* Given request: In the entries below, find the lines that contain the word "from" and copy them.

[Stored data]
━━━

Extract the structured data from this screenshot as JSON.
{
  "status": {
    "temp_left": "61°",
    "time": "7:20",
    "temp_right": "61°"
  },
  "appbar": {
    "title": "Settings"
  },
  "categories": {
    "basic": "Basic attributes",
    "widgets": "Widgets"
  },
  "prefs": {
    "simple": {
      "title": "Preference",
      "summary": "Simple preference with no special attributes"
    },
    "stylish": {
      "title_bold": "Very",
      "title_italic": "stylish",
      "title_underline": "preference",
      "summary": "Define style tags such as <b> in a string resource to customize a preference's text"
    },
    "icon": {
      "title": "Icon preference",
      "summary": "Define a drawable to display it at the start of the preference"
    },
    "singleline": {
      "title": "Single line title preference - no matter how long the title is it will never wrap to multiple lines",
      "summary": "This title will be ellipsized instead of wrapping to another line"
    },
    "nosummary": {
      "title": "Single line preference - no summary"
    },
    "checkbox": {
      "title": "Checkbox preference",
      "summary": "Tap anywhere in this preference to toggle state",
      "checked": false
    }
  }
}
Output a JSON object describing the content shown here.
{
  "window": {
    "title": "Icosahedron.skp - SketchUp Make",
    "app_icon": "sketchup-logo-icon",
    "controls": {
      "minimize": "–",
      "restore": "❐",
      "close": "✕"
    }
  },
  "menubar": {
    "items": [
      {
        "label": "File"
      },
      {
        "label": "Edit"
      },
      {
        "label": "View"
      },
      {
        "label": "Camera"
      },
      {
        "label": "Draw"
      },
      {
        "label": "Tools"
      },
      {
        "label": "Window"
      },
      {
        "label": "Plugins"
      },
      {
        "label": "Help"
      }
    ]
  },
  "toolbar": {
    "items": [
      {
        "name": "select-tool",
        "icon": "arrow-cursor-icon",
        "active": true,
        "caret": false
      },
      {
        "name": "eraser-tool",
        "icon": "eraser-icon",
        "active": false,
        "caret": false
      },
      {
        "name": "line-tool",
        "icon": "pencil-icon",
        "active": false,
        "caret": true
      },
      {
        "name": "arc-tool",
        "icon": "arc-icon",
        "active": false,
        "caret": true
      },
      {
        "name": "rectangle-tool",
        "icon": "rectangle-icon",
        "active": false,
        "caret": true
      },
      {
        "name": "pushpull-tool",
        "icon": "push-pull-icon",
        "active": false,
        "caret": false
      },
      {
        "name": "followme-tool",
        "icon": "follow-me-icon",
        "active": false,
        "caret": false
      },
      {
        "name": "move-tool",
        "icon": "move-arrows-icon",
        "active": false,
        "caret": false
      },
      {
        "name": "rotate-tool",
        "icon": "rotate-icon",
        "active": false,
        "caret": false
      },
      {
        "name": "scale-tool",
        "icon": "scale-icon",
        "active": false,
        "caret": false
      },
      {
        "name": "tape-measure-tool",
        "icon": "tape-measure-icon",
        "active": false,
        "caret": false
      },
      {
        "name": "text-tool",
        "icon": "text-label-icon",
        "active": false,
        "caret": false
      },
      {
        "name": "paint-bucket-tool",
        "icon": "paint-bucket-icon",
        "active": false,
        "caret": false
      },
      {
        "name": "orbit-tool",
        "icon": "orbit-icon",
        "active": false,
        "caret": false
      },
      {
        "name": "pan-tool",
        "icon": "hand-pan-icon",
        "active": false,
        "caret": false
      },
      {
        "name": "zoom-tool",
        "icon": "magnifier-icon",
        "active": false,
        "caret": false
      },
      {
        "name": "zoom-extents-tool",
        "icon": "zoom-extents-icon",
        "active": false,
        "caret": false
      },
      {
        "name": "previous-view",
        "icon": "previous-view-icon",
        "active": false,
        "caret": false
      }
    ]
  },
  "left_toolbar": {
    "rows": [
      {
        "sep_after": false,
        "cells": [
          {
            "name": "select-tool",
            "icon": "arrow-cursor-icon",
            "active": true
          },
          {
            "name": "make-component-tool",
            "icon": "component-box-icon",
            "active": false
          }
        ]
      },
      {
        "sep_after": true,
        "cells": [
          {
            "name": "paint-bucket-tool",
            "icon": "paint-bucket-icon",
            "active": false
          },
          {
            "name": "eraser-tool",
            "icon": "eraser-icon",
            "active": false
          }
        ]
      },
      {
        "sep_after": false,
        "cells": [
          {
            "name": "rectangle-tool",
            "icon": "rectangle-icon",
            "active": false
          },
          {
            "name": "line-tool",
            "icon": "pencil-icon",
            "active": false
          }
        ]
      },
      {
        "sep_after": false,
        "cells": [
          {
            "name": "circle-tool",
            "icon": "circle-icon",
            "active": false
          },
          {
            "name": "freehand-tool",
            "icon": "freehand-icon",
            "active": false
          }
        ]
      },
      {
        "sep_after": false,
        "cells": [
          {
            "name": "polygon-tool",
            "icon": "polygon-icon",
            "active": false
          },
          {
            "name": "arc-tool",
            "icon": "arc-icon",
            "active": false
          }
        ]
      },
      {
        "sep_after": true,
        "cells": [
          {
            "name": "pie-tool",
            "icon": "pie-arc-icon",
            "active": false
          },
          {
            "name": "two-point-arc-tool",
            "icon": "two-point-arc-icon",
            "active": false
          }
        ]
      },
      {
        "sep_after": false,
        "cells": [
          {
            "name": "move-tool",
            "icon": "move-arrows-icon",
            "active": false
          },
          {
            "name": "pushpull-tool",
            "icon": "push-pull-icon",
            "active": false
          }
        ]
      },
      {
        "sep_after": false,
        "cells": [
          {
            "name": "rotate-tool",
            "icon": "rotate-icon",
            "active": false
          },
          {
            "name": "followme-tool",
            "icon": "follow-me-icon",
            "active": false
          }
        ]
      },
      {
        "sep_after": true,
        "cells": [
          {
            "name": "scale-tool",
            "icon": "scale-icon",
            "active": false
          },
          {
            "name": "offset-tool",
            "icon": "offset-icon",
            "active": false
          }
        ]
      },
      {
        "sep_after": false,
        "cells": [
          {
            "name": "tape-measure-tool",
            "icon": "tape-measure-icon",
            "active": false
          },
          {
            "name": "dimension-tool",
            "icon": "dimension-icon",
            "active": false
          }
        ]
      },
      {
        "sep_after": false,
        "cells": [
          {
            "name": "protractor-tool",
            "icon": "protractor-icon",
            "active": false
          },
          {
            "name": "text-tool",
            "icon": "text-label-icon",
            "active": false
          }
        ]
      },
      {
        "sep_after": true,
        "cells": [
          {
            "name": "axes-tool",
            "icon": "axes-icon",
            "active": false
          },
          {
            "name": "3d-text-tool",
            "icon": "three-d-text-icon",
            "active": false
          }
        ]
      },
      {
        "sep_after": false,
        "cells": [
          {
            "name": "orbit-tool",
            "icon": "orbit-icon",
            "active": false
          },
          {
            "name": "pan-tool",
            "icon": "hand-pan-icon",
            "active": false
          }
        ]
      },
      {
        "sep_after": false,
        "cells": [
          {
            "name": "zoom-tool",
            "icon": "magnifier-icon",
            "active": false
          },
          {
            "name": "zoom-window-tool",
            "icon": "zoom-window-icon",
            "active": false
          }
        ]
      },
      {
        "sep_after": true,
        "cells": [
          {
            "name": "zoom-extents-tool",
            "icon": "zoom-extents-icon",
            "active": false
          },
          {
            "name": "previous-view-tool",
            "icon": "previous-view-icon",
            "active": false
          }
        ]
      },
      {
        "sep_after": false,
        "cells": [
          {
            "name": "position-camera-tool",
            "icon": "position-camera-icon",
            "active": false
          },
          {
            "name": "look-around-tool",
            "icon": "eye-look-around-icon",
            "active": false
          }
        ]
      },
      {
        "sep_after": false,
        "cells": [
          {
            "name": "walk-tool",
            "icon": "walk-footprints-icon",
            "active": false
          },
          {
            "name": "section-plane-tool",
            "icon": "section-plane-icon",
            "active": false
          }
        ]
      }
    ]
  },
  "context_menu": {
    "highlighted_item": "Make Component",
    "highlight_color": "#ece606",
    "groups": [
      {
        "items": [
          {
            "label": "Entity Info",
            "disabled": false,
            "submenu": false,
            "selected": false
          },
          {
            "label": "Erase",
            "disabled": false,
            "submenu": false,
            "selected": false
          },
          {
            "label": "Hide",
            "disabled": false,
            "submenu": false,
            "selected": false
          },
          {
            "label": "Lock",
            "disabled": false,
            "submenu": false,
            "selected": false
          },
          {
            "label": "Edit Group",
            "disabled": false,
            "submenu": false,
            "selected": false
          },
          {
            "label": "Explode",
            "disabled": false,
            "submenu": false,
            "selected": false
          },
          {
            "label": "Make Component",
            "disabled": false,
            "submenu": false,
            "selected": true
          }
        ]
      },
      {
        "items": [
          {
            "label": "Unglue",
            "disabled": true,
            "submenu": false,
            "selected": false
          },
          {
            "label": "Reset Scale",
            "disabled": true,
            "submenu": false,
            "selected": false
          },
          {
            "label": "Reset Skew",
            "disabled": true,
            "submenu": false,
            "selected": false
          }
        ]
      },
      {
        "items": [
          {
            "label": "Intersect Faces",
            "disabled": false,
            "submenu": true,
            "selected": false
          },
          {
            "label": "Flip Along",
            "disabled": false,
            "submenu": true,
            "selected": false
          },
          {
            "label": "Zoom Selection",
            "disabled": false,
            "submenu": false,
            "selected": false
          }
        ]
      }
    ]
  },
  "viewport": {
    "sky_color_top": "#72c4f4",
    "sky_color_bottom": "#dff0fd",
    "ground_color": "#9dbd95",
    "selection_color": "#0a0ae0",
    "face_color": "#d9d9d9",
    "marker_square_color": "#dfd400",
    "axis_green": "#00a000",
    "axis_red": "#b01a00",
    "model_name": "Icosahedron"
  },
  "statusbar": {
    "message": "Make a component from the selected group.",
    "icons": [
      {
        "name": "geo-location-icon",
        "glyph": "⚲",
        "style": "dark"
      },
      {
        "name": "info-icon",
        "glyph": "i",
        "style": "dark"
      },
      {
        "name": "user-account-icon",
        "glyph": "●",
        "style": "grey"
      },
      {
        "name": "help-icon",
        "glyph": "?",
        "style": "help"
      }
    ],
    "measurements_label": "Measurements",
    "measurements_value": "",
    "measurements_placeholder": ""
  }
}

━━━

* Task result:
Extract the structured data from this screenshot as JSON.
    "message": "Make a component from the selected group.",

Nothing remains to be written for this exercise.